Input >>
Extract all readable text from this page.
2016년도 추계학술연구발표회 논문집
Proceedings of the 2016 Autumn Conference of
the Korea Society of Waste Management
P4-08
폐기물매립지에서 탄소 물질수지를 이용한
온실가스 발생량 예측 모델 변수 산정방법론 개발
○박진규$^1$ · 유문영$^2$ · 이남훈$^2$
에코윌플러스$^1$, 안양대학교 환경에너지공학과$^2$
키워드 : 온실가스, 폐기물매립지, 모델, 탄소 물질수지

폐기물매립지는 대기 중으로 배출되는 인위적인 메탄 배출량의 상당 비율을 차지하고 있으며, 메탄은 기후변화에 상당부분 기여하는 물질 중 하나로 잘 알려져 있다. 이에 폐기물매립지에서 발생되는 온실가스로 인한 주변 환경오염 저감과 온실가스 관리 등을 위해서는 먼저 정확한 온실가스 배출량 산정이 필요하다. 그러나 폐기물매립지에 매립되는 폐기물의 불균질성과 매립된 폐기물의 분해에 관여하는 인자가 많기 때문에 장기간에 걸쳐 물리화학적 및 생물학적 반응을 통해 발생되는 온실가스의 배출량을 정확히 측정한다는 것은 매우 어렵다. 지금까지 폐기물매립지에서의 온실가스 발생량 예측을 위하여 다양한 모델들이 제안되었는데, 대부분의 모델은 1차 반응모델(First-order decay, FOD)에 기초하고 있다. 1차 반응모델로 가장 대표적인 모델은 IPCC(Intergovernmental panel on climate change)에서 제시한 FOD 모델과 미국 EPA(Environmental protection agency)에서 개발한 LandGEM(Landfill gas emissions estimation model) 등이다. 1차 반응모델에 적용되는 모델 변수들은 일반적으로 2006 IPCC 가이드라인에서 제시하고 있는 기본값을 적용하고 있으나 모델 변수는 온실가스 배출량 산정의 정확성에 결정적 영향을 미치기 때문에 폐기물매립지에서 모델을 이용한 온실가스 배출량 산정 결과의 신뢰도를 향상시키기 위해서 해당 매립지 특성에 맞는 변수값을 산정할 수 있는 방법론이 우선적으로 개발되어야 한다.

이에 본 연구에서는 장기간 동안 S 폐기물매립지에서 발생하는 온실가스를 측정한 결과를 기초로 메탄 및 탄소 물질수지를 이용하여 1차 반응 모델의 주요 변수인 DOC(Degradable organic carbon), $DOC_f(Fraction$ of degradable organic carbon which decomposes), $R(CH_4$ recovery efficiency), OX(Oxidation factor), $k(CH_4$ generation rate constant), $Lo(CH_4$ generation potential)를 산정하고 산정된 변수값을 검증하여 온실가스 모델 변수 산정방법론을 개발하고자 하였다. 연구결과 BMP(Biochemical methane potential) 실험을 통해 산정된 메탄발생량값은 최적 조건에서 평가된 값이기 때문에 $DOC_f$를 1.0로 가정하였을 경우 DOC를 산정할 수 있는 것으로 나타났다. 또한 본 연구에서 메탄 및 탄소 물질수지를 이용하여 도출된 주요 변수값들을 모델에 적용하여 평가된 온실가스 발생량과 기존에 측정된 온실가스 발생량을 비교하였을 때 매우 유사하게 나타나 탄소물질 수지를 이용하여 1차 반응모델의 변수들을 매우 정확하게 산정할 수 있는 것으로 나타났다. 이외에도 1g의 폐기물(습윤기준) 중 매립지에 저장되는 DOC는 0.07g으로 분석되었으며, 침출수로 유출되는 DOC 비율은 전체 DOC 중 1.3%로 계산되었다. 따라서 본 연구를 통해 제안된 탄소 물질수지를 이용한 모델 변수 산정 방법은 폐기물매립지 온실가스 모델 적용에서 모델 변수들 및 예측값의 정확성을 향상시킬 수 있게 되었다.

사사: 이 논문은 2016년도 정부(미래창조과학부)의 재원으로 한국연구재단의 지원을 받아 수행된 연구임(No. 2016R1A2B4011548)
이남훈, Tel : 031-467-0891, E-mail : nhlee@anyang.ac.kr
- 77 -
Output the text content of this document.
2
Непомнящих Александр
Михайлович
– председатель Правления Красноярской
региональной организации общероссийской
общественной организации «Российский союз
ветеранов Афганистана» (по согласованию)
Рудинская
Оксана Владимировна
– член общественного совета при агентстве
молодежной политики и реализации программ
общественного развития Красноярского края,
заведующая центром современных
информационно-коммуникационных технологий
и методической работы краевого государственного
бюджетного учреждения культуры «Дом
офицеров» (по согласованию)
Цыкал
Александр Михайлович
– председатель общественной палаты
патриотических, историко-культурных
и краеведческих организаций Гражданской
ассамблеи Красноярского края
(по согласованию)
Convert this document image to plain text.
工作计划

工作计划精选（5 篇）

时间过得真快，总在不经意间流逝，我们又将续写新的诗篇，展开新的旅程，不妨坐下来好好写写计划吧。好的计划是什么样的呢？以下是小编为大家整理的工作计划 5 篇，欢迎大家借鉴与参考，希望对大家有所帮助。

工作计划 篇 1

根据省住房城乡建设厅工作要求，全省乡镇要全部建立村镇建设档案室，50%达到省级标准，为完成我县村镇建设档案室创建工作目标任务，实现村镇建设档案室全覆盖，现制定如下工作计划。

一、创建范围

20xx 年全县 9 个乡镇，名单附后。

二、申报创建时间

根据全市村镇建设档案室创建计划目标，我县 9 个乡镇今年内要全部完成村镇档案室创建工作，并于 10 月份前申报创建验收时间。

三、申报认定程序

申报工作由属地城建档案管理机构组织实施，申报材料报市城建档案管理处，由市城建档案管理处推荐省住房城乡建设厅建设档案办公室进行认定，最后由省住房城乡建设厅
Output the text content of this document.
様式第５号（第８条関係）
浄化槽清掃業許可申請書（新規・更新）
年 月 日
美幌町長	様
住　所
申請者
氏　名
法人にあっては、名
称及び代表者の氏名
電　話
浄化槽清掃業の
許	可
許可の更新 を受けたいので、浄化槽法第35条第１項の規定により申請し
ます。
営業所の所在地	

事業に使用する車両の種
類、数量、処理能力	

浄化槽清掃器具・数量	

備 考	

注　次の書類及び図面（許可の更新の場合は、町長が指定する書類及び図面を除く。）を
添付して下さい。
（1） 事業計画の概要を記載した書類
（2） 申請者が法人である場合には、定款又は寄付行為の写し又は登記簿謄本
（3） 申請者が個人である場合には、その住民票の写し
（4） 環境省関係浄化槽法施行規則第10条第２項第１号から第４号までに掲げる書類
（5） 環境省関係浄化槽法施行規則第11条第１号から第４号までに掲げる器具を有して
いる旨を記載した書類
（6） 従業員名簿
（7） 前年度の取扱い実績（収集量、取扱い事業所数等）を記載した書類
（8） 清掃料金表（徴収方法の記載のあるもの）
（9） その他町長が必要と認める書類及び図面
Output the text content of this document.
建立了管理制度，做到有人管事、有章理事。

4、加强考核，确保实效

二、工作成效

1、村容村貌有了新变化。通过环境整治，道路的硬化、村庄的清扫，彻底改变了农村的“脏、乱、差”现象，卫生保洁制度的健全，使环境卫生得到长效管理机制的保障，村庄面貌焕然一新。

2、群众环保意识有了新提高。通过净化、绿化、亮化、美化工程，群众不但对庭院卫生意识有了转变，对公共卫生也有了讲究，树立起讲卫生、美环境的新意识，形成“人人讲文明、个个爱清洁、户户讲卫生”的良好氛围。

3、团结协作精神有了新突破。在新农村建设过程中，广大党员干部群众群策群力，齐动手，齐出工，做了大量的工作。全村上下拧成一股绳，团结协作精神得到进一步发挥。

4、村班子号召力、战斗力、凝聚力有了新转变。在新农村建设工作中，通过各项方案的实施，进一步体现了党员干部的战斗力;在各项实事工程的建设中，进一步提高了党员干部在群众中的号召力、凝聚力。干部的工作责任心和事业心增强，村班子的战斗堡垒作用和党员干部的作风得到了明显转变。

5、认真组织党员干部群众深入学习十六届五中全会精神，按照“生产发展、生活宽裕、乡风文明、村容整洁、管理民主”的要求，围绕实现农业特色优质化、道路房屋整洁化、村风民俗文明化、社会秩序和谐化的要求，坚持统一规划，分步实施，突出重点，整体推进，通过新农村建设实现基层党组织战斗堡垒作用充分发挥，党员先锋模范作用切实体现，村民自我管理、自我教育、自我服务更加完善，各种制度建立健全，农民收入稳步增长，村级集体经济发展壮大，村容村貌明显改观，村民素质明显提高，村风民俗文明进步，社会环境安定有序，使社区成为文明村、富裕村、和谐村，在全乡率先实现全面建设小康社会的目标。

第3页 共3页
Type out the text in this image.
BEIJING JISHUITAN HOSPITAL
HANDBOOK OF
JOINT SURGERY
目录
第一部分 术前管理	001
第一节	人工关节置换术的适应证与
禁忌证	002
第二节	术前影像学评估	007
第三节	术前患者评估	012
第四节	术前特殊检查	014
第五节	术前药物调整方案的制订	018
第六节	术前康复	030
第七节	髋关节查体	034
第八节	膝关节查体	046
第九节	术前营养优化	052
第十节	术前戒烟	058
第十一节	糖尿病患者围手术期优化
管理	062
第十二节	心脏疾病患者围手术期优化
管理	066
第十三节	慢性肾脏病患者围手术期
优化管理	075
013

Work to be completed >> Show the lines of the records that contain the word "края".

Answer to this problem >>
общественного развития Красноярского края,
ассамблеи Красноярского края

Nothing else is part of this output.